• **What you need to do**:
Render the material as a two-column CSV with the headers text and answer: one row per text with its answer, each value in a single quoted field and line breaks replaced by spaces. Begin at the line that contains "annotate this image: element", stop after the line that contains "final-value: 109.95: [440, 469, 554, 491]", and omit the pictures.

• **Data provided**:

# # # #

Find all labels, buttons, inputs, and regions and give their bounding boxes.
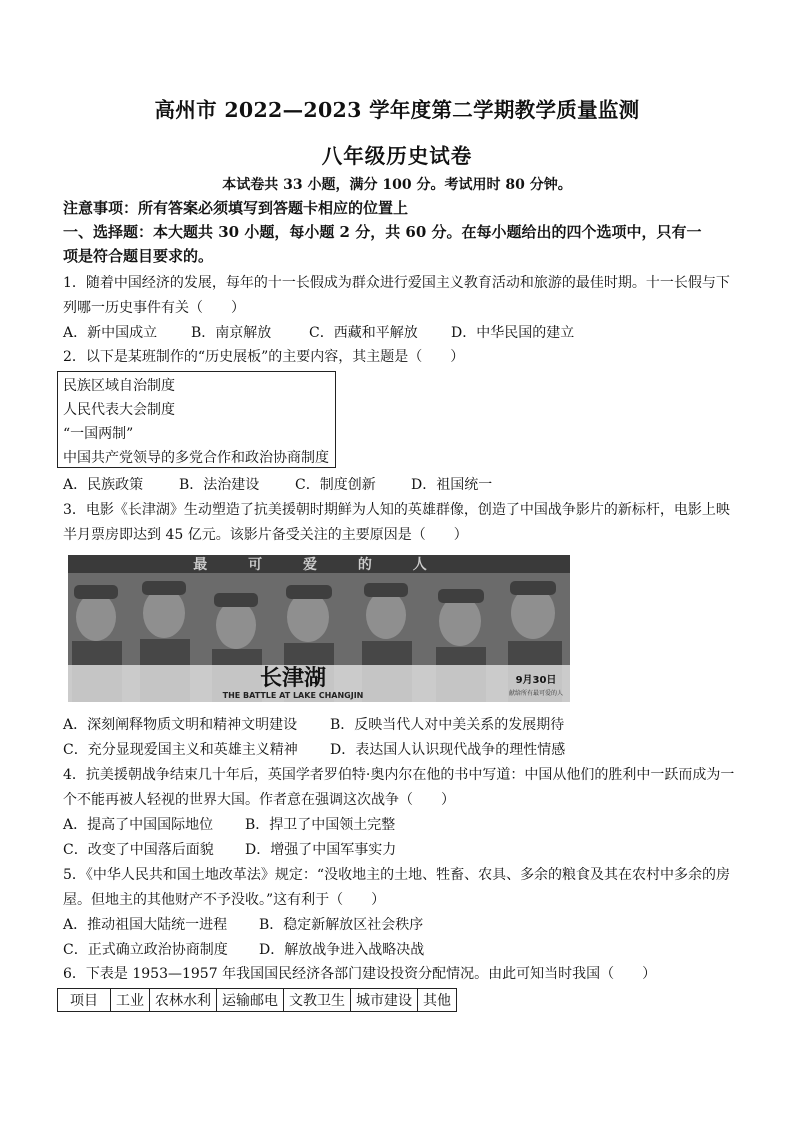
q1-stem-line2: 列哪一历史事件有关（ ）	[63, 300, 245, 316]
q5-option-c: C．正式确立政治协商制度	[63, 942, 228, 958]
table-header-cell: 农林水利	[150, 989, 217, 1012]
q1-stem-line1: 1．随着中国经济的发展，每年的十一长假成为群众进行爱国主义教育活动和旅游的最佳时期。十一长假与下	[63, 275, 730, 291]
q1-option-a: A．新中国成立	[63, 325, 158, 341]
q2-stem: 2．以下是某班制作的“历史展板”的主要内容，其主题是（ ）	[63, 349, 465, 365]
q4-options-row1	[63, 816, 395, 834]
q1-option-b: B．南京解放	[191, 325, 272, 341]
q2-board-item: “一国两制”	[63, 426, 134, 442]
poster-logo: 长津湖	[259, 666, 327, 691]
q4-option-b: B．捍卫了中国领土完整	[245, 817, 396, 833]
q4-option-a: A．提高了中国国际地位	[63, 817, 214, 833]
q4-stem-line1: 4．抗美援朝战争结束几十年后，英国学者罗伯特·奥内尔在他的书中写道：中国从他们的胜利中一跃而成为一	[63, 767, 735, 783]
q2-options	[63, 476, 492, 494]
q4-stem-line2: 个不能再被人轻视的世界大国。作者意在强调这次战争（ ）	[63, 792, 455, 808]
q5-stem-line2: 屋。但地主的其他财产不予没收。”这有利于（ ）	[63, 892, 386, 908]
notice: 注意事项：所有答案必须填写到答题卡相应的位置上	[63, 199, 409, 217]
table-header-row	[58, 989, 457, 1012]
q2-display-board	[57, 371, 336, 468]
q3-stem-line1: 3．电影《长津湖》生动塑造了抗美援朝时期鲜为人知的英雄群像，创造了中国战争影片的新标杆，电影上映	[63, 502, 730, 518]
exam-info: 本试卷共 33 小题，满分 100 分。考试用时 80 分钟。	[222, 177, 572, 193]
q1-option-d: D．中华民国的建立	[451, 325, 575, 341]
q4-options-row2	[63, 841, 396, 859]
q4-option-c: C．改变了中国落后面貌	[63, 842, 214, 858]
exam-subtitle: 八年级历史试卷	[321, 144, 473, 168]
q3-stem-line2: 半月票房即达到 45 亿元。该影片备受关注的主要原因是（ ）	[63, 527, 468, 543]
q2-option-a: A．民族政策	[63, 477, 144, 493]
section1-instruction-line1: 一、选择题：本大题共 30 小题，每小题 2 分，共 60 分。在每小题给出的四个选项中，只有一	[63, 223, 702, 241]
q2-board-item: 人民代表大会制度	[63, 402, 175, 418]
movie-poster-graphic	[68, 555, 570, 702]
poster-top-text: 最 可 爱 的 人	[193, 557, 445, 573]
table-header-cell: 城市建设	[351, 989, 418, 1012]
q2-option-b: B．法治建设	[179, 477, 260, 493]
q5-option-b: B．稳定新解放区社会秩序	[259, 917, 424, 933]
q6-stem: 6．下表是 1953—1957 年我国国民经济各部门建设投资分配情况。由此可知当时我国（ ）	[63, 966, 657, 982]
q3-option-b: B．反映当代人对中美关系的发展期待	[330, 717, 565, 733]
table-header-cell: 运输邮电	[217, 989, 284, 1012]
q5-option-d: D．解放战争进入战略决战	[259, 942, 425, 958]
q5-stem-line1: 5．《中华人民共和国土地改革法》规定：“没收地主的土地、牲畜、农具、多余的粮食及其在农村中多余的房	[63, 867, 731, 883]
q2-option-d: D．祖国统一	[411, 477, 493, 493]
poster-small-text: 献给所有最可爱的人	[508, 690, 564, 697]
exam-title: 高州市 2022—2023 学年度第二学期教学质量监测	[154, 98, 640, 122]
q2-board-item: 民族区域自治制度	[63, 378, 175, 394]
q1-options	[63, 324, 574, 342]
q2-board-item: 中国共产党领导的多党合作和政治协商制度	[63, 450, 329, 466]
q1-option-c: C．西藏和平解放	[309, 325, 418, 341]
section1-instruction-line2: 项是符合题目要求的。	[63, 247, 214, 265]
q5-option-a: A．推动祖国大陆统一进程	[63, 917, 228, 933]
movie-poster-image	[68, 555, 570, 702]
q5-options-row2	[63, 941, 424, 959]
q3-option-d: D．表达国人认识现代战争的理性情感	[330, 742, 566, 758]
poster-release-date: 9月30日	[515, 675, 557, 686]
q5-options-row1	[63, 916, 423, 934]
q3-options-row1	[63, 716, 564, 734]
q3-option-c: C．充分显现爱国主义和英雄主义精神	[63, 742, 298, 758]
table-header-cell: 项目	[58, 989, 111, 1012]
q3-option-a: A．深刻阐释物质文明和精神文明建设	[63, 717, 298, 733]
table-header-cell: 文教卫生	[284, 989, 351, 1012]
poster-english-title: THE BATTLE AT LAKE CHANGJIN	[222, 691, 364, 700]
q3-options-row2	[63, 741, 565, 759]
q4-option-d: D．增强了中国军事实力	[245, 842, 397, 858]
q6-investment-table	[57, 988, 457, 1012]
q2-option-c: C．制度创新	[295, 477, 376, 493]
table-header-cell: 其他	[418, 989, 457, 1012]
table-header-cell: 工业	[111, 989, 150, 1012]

# # # #

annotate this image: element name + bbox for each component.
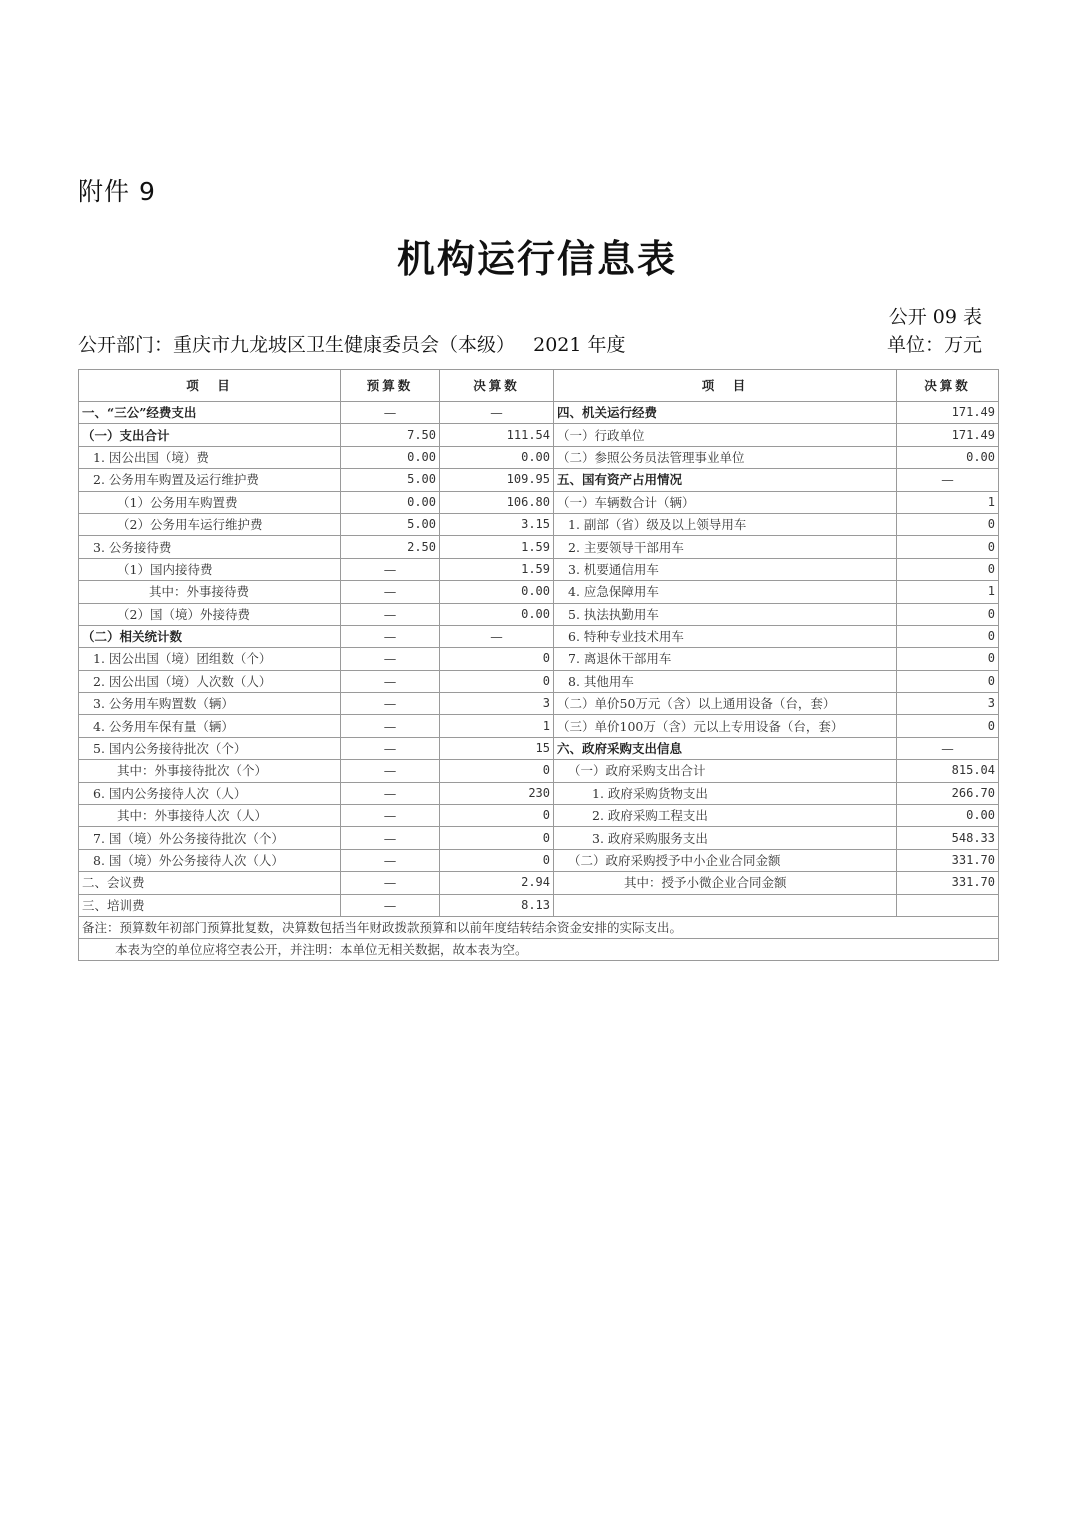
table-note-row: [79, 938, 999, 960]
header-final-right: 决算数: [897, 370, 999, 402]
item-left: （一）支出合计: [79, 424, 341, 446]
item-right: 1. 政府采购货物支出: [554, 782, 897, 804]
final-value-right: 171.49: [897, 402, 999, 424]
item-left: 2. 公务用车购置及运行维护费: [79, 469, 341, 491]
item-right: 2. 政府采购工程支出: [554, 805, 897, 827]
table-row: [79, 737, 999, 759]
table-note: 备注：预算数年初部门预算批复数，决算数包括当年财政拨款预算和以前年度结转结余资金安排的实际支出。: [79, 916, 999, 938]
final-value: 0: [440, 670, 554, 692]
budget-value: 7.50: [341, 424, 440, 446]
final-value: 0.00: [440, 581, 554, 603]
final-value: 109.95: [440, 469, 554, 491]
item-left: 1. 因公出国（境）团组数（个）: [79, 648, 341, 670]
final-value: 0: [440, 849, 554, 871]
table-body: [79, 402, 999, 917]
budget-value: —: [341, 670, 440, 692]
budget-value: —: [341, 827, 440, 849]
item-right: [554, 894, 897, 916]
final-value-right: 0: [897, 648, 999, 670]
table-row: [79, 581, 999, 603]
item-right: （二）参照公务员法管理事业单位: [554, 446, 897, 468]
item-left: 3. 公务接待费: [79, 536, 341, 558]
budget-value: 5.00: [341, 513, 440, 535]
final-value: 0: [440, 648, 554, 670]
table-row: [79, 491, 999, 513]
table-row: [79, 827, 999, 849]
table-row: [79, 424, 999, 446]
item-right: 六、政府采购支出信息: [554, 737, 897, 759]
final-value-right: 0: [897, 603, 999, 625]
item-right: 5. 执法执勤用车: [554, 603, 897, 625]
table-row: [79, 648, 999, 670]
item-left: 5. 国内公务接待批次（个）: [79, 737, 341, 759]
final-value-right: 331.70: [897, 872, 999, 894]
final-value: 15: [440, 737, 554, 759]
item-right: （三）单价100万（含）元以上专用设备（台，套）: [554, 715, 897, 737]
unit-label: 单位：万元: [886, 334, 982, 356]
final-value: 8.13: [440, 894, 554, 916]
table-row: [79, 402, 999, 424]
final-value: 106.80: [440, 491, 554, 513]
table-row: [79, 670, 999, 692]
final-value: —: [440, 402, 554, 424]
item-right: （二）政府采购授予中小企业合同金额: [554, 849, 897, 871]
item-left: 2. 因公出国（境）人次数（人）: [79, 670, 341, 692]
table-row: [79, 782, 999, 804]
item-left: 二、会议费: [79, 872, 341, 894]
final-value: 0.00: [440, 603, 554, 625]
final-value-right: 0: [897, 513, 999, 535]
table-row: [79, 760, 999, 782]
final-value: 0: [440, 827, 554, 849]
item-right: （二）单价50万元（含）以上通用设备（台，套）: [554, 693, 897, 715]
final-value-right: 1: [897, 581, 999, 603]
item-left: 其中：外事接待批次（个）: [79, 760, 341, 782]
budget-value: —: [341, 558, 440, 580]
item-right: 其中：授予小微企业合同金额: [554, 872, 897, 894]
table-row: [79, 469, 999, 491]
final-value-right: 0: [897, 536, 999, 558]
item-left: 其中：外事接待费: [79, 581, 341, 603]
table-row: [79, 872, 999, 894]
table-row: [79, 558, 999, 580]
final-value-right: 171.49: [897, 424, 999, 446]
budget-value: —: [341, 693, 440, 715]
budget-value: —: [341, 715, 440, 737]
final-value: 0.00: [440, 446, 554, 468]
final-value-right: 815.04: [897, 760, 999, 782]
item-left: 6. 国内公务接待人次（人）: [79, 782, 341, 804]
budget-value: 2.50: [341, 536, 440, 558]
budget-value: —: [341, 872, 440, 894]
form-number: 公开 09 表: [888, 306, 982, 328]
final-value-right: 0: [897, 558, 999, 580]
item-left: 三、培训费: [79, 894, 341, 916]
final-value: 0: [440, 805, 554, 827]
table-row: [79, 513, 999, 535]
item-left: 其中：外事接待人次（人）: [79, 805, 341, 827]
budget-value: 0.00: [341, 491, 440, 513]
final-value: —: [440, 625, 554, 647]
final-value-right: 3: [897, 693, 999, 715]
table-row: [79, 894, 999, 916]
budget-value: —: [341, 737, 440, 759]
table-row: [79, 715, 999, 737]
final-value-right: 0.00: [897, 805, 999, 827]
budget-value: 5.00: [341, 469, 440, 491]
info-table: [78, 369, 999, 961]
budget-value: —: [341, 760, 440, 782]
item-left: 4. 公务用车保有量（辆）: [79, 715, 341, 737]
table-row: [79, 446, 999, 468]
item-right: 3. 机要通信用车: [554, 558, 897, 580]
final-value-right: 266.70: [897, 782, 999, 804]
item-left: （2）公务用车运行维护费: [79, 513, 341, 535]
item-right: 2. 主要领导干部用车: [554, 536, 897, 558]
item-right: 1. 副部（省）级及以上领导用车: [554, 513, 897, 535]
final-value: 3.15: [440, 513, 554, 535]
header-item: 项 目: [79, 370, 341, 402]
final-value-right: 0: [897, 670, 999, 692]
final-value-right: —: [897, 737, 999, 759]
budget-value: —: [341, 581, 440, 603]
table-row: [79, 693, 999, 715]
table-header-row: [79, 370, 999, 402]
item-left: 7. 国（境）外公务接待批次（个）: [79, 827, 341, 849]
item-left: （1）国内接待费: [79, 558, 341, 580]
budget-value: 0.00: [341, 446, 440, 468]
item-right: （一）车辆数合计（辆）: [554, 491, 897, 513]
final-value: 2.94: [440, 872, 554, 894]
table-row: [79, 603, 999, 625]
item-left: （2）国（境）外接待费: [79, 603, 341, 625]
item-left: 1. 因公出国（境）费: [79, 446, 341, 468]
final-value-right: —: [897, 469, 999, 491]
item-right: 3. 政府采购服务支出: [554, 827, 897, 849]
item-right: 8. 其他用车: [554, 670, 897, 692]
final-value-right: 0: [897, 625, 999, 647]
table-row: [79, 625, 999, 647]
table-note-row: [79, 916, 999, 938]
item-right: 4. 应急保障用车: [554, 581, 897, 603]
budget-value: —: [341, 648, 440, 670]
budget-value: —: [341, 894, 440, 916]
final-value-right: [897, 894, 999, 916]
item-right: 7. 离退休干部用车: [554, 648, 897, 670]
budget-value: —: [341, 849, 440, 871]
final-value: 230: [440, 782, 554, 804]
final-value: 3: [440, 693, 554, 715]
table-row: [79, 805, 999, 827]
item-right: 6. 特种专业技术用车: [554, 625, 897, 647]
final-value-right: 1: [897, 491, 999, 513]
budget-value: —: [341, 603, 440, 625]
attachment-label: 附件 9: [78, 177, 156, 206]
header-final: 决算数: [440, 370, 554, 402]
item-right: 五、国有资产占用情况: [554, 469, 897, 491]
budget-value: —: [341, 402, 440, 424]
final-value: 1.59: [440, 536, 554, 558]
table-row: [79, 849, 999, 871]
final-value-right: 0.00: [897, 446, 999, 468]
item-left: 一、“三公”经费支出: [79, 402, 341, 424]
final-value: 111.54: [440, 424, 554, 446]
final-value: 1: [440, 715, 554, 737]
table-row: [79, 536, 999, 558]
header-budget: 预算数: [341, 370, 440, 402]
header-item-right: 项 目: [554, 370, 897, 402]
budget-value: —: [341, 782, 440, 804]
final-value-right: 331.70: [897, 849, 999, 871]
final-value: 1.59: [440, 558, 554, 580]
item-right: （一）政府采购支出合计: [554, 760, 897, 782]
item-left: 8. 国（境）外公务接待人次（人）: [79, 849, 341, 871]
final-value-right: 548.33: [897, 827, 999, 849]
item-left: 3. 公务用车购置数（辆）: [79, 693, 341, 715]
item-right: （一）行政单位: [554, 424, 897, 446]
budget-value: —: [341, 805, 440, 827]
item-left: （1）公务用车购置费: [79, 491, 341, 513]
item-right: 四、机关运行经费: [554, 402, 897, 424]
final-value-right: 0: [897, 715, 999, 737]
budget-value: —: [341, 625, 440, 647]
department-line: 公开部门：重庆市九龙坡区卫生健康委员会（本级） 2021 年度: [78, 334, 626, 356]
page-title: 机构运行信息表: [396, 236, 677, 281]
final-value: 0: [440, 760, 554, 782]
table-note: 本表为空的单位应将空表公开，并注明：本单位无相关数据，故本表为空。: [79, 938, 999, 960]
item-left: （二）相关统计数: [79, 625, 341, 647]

# # # #

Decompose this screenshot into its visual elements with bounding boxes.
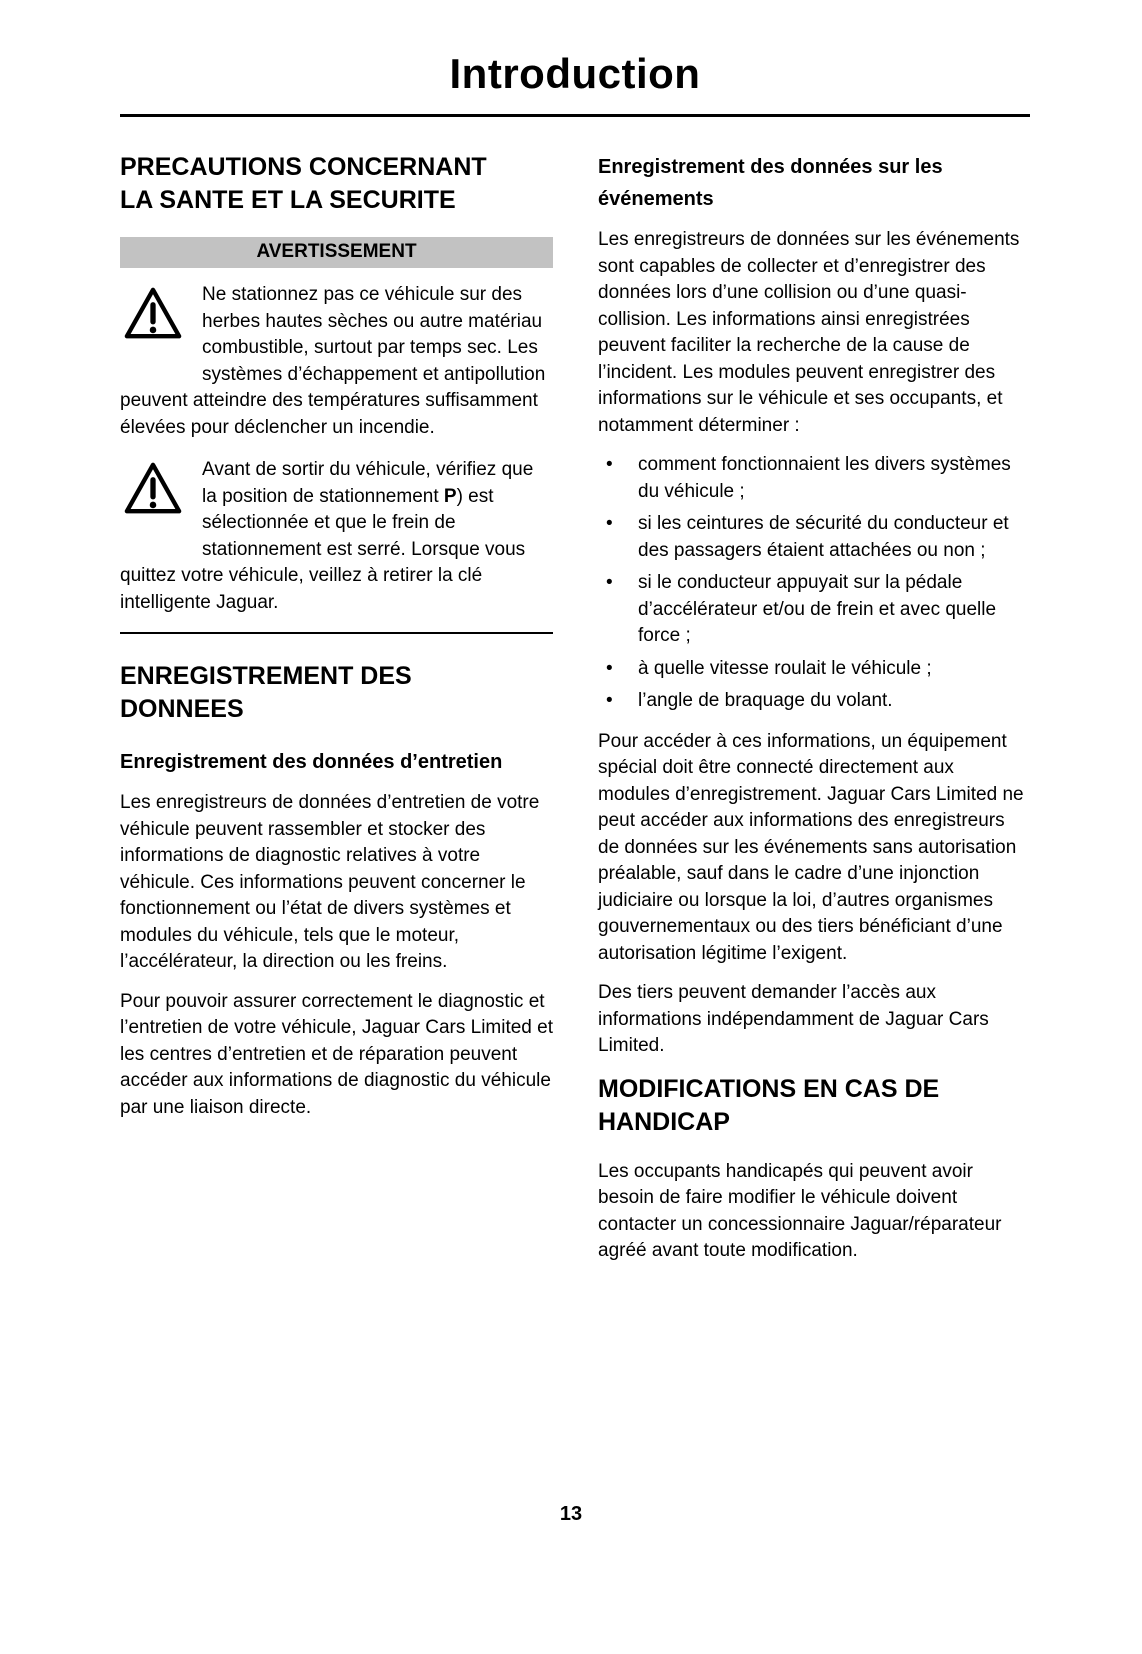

# # # #

• **Output below**:
text,answer
"annotate this image: element name + bbox for each component.","table-note-row: [79, 938, 999, 960] header-final-right: 决算数: [897, 370, 999, 402] item-left: （一）支出合计: [79, 424, 341, 446] item-right: 1. 政府采购货物支出: [554, 782, 897, 804] final-value-right: 171.49: [897, 402, 999, 424] item-left: 2. 公务用车购置及运行维护费: [79, 469, 341, 491] item-right: 2. 政府采购工程支出: [554, 805, 897, 827] table-row: [79, 737, 999, 759] table-note: 备注：预算数年初部门预算批复数，决算数包括当年财政拨款预算和以前年度结转结余资金安排的实际支出。: [79, 916, 999, 938] final-value: 0: [440, 670, 554, 692] budget-value: 7.50: [341, 424, 440, 446] final-value: 0.00: [440, 581, 554, 603] final-value: 109.95: [440, 469, 554, 491]"